[RECORDS]
* begin *

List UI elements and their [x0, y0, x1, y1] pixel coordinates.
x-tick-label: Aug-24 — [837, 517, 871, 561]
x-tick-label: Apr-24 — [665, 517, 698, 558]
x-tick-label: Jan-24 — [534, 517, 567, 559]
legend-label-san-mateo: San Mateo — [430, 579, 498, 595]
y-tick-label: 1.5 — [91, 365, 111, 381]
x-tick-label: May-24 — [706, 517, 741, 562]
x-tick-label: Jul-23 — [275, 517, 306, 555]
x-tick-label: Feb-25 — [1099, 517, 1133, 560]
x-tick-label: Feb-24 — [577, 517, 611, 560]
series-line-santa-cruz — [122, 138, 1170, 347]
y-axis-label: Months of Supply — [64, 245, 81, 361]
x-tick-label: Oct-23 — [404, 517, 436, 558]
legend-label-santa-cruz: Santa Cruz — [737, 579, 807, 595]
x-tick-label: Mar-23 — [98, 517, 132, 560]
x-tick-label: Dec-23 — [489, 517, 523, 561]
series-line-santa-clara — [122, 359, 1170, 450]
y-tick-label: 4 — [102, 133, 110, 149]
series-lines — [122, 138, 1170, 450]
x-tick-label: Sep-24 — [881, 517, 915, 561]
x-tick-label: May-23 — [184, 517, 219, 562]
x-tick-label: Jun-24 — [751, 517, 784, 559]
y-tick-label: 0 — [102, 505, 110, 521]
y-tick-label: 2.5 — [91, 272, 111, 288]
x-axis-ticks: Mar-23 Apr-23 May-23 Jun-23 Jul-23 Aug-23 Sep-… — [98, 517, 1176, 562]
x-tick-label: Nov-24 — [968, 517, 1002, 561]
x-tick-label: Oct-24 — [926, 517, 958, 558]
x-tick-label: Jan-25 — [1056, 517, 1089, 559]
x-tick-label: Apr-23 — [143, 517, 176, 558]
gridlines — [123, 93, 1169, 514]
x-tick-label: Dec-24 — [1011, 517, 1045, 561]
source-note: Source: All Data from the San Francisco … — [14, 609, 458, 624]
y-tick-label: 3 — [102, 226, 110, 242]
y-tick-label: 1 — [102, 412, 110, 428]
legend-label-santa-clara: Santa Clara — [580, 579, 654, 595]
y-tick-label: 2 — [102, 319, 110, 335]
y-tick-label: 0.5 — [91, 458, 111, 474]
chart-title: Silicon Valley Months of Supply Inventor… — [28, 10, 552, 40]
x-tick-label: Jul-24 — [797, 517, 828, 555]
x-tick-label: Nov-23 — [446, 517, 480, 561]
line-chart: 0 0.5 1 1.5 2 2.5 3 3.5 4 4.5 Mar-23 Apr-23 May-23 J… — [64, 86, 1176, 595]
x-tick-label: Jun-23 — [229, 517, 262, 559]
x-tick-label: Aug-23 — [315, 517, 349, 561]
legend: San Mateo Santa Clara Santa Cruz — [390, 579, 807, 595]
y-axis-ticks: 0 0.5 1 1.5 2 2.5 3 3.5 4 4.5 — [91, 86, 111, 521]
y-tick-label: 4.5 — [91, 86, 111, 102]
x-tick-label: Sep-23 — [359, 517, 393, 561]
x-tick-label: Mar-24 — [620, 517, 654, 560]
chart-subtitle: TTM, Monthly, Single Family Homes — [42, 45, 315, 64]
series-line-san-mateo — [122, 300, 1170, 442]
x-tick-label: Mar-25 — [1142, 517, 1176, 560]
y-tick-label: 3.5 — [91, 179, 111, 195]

* end *
* begin *

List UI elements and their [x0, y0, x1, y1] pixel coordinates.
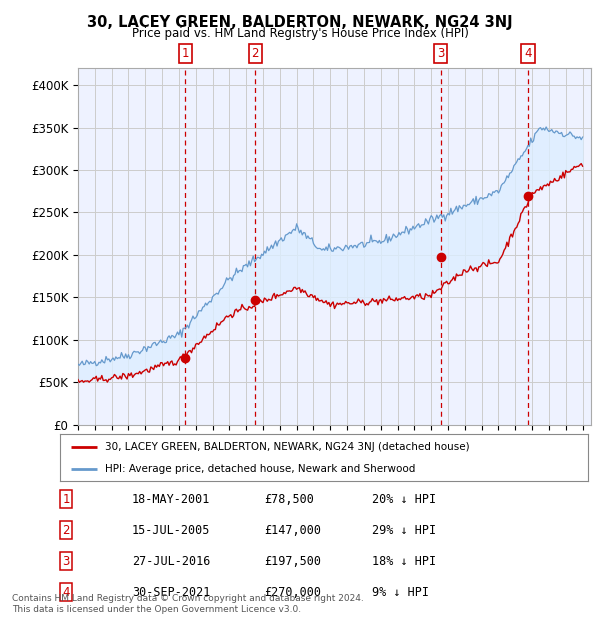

* end *

Pick out every line in the listing above that contains the string "legend", and copy each of those lines in full.

legend-label-san-mateo: San Mateo — [430, 579, 498, 595]
legend-label-santa-cruz: Santa Cruz — [737, 579, 807, 595]
legend-label-santa-clara: Santa Clara — [580, 579, 654, 595]
legend: San Mateo Santa Clara Santa Cruz — [390, 579, 807, 595]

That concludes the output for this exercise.